# Work to be completed
Please find every line in the entries below that contains the string "surfaces", and copy it.

┌─ Data for review

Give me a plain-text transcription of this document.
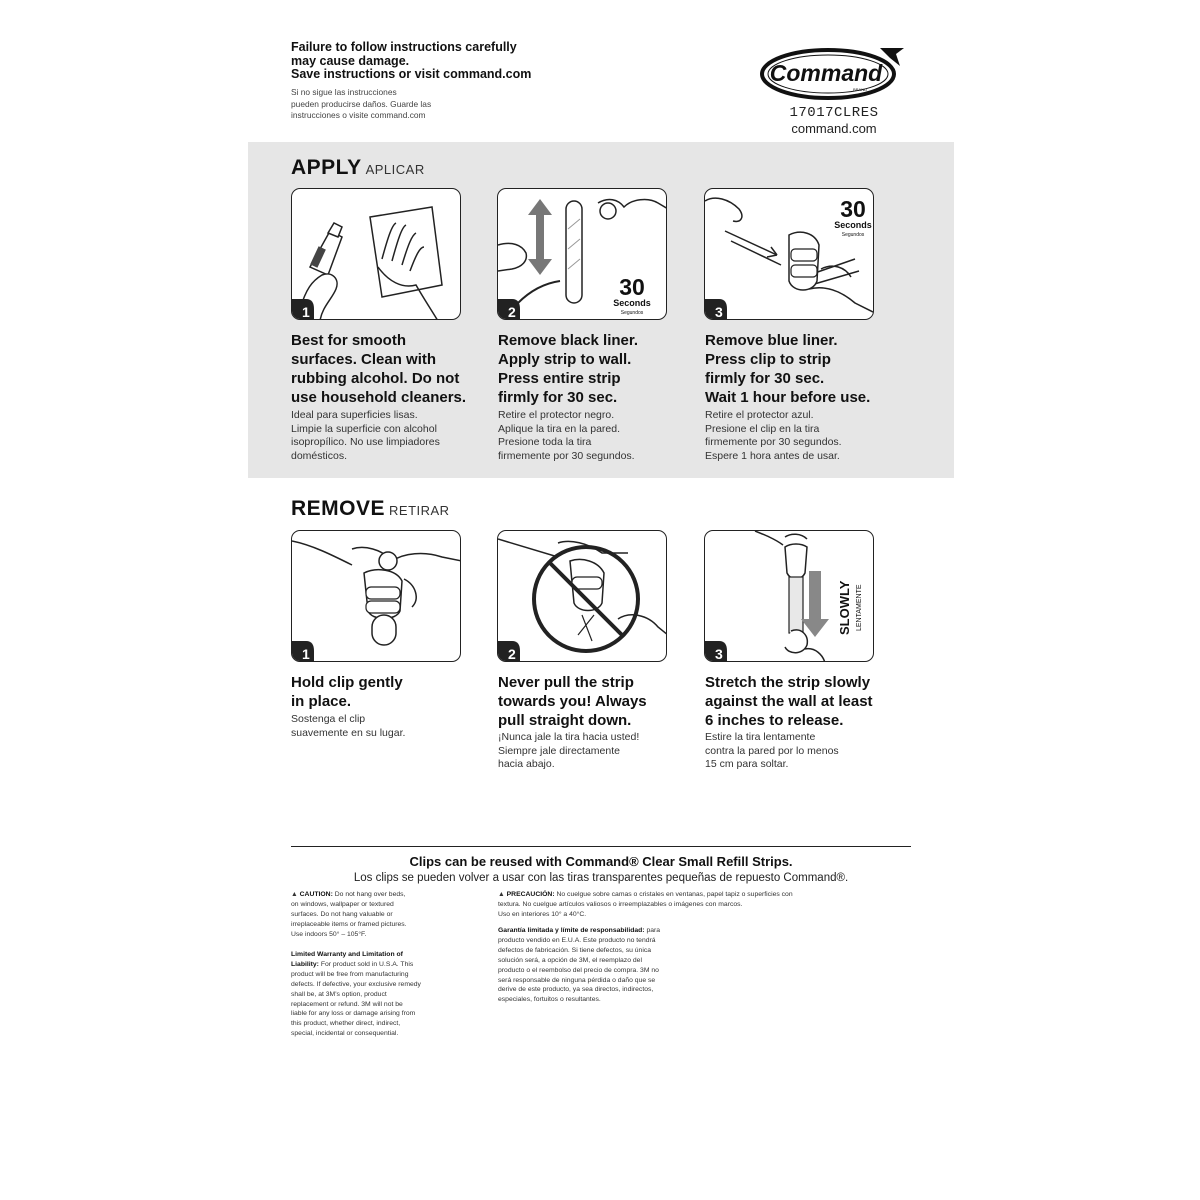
Failure to follow instructions carefully
may cause damage.
Save instructions or visit command.com
Si no sigue las instrucciones
pueden producirse daños. Guarde las
instrucciones o visite command.com
Command
BRAND
17017CLRES
command.com
APPLY APLICAR
1
30
Seconds
Segundos
2
30
Seconds
Segundos
3
Best for smooth
surfaces. Clean with
rubbing alcohol. Do not
use household cleaners.
Ideal para superficies lisas.
Limpie la superficie con alcohol
isopropílico. No use limpiadores
domésticos.
Remove black liner.
Apply strip to wall.
Press entire strip
firmly for 30 sec.
Retire el protector negro.
Aplique la tira en la pared.
Presione toda la tira
firmemente por 30 segundos.
Remove blue liner.
Press clip to strip
firmly for 30 sec.
Wait 1 hour before use.
Retire el protector azul.
Presione el clip en la tira
firmemente por 30 segundos.
Espere 1 hora antes de usar.
REMOVE RETIRAR
1	2
SLOWLY LENTAMENTE
3
Hold clip gently
in place.
Sostenga el clip
suavemente en su lugar.
Never pull the strip
towards you! Always
pull straight down.
¡Nunca jale la tira hacia usted!
Siempre jale directamente
hacia abajo.
Stretch the strip slowly
against the wall at least
6 inches to release.
Estire la tira lentamente
contra la pared por lo menos
15 cm para soltar.
Clips can be reused with Command® Clear Small Refill Strips.
Los clips se pueden volver a usar con las tiras transparentes pequeñas de repuesto Command®.
▲ CAUTION: Do not hang over beds,
on windows, wallpaper or textured
surfaces. Do not hang valuable or
irreplaceable items or framed pictures.
Use indoors 50° – 105°F.
Limited Warranty and Limitation of
Liability: For product sold in U.S.A. This
product will be free from manufacturing
defects. If defective, your exclusive remedy
shall be, at 3M's option, product
replacement or refund. 3M will not be
liable for any loss or damage arising from
this product, whether direct, indirect,
special, incidental or consequential.
▲ PRECAUCIÓN: No cuelgue sobre camas o cristales en ventanas, papel tapiz o superficies con
textura. No cuelgue artículos valiosos o irreemplazables o imágenes con marcos.
Uso en interiores 10° a 40°C.
Garantía limitada y límite de responsabilidad: para
producto vendido en E.U.A. Este producto no tendrá
defectos de fabricación. Si tiene defectos, su única
solución será, a opción de 3M, el reemplazo del
producto o el reembolso del precio de compra. 3M no
será responsable de ninguna pérdida o daño que se
derive de este producto, ya sea directos, indirectos,
especiales, fortuitos o resultantes.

└─

# Written answer
surfaces. Clean with
surfaces. Do not hang valuable or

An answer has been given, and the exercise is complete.